## BEGIN DATA FOR PROCESSING

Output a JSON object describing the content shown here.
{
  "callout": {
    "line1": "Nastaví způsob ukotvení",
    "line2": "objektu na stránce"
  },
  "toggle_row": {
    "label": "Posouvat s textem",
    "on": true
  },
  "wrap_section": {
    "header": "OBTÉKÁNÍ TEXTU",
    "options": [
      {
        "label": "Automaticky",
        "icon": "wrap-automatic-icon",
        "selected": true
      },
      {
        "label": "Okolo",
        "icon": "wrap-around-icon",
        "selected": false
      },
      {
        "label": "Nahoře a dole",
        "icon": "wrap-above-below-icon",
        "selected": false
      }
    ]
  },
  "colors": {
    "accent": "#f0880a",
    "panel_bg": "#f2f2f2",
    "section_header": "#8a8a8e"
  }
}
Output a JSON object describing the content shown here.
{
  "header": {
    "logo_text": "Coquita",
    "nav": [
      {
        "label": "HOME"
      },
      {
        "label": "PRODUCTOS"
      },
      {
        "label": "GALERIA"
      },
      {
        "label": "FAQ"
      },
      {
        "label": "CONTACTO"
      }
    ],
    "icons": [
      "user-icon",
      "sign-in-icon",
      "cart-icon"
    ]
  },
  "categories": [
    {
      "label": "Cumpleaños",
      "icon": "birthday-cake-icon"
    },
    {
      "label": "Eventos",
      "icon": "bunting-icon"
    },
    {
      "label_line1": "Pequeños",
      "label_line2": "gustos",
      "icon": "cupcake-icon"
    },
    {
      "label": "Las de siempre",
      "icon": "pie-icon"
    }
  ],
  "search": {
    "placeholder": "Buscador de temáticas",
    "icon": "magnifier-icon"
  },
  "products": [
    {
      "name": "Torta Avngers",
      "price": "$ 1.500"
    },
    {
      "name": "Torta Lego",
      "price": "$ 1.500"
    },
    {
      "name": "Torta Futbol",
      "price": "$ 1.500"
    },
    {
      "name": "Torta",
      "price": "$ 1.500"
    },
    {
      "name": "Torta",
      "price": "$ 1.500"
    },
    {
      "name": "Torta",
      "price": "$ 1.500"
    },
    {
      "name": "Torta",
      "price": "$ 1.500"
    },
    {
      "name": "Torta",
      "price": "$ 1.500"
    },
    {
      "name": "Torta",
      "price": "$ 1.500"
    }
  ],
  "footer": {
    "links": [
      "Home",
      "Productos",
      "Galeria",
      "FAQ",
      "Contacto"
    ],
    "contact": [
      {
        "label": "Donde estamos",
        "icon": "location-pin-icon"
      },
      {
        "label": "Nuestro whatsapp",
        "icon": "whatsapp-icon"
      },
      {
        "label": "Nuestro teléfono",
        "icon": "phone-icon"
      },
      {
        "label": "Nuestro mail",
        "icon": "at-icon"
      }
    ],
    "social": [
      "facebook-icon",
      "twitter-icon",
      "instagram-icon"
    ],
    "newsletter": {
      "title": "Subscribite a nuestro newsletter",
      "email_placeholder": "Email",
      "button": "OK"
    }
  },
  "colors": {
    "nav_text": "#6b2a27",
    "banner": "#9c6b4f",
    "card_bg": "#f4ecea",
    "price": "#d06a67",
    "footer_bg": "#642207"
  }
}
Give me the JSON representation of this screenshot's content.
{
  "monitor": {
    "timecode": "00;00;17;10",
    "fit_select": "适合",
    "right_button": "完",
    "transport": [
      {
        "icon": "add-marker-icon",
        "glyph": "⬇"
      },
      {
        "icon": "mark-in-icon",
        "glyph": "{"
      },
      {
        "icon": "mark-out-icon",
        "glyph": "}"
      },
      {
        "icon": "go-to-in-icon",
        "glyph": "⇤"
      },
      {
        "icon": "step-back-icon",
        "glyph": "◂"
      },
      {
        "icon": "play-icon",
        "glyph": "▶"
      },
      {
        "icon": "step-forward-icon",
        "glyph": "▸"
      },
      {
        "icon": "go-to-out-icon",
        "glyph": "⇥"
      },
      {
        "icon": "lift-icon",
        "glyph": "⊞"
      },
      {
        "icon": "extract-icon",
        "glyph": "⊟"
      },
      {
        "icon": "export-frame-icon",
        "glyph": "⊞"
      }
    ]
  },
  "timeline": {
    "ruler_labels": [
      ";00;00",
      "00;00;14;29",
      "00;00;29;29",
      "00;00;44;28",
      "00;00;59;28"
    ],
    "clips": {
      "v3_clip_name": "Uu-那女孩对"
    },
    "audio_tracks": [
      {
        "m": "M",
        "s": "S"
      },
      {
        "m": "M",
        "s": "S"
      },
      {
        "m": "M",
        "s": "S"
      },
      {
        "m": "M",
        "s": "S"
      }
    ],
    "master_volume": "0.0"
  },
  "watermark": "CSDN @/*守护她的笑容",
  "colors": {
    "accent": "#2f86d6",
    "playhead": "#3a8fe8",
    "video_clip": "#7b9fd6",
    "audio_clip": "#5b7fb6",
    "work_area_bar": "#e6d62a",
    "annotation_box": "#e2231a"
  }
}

## END DATA FOR PROCESSING

Extract each entry in full and write it down exactly.

*EXERCISE RESULT*
Output a JSON object describing the content shown here.
{
  "callout": {
    "line1": "Nastaví způsob ukotvení",
    "line2": "objektu na stránce"
  },
  "toggle_row": {
    "label": "Posouvat s textem",
    "on": true
  },
  "wrap_section": {
    "header": "OBTÉKÁNÍ TEXTU",
    "options": [
      {
        "label": "Automaticky",
        "icon": "wrap-automatic-icon",
        "selected": true
      },
      {
        "label": "Okolo",
        "icon": "wrap-around-icon",
        "selected": false
      },
      {
        "label": "Nahoře a dole",
        "icon": "wrap-above-below-icon",
        "selected": false
      }
    ]
  },
  "colors": {
    "accent": "#f0880a",
    "panel_bg": "#f2f2f2",
    "section_header": "#8a8a8e"
  }
}
Output a JSON object describing the content shown here.
{
  "header": {
    "logo_text": "Coquita",
    "nav": [
      {
        "label": "HOME"
      },
      {
        "label": "PRODUCTOS"
      },
      {
        "label": "GALERIA"
      },
      {
        "label": "FAQ"
      },
      {
        "label": "CONTACTO"
      }
    ],
    "icons": [
      "user-icon",
      "sign-in-icon",
      "cart-icon"
    ]
  },
  "categories": [
    {
      "label": "Cumpleaños",
      "icon": "birthday-cake-icon"
    },
    {
      "label": "Eventos",
      "icon": "bunting-icon"
    },
    {
      "label_line1": "Pequeños",
      "label_line2": "gustos",
      "icon": "cupcake-icon"
    },
    {
      "label": "Las de siempre",
      "icon": "pie-icon"
    }
  ],
  "search": {
    "placeholder": "Buscador de temáticas",
    "icon": "magnifier-icon"
  },
  "products": [
    {
      "name": "Torta Avngers",
      "price": "$ 1.500"
    },
    {
      "name": "Torta Lego",
      "price": "$ 1.500"
    },
    {
      "name": "Torta Futbol",
      "price": "$ 1.500"
    },
    {
      "name": "Torta",
      "price": "$ 1.500"
    },
    {
      "name": "Torta",
      "price": "$ 1.500"
    },
    {
      "name": "Torta",
      "price": "$ 1.500"
    },
    {
      "name": "Torta",
      "price": "$ 1.500"
    },
    {
      "name": "Torta",
      "price": "$ 1.500"
    },
    {
      "name": "Torta",
      "price": "$ 1.500"
    }
  ],
  "footer": {
    "links": [
      "Home",
      "Productos",
      "Galeria",
      "FAQ",
      "Contacto"
    ],
    "contact": [
      {
        "label": "Donde estamos",
        "icon": "location-pin-icon"
      },
      {
        "label": "Nuestro whatsapp",
        "icon": "whatsapp-icon"
      },
      {
        "label": "Nuestro teléfono",
        "icon": "phone-icon"
      },
      {
        "label": "Nuestro mail",
        "icon": "at-icon"
      }
    ],
    "social": [
      "facebook-icon",
      "twitter-icon",
      "instagram-icon"
    ],
    "newsletter": {
      "title": "Subscribite a nuestro newsletter",
      "email_placeholder": "Email",
      "button": "OK"
    }
  },
  "colors": {
    "nav_text": "#6b2a27",
    "banner": "#9c6b4f",
    "card_bg": "#f4ecea",
    "price": "#d06a67",
    "footer_bg": "#642207"
  }
}
Give me the JSON representation of this screenshot's content.
{
  "monitor": {
    "timecode": "00;00;17;10",
    "fit_select": "适合",
    "right_button": "完",
    "transport": [
      {
        "icon": "add-marker-icon",
        "glyph": "⬇"
      },
      {
        "icon": "mark-in-icon",
        "glyph": "{"
      },
      {
        "icon": "mark-out-icon",
        "glyph": "}"
      },
      {
        "icon": "go-to-in-icon",
        "glyph": "⇤"
      },
      {
        "icon": "step-back-icon",
        "glyph": "◂"
      },
      {
        "icon": "play-icon",
        "glyph": "▶"
      },
      {
        "icon": "step-forward-icon",
        "glyph": "▸"
      },
      {
        "icon": "go-to-out-icon",
        "glyph": "⇥"
      },
      {
        "icon": "lift-icon",
        "glyph": "⊞"
      },
      {
        "icon": "extract-icon",
        "glyph": "⊟"
      },
      {
        "icon": "export-frame-icon",
        "glyph": "⊞"
      }
    ]
  },
  "timeline": {
    "ruler_labels": [
      ";00;00",
      "00;00;14;29",
      "00;00;29;29",
      "00;00;44;28",
      "00;00;59;28"
    ],
    "clips": {
      "v3_clip_name": "Uu-那女孩对"
    },
    "audio_tracks": [
      {
        "m": "M",
        "s": "S"
      },
      {
        "m": "M",
        "s": "S"
      },
      {
        "m": "M",
        "s": "S"
      },
      {
        "m": "M",
        "s": "S"
      }
    ],
    "master_volume": "0.0"
  },
  "watermark": "CSDN @/*守护她的笑容",
  "colors": {
    "accent": "#2f86d6",
    "playhead": "#3a8fe8",
    "video_clip": "#7b9fd6",
    "audio_clip": "#5b7fb6",
    "work_area_bar": "#e6d62a",
    "annotation_box": "#e2231a"
  }
}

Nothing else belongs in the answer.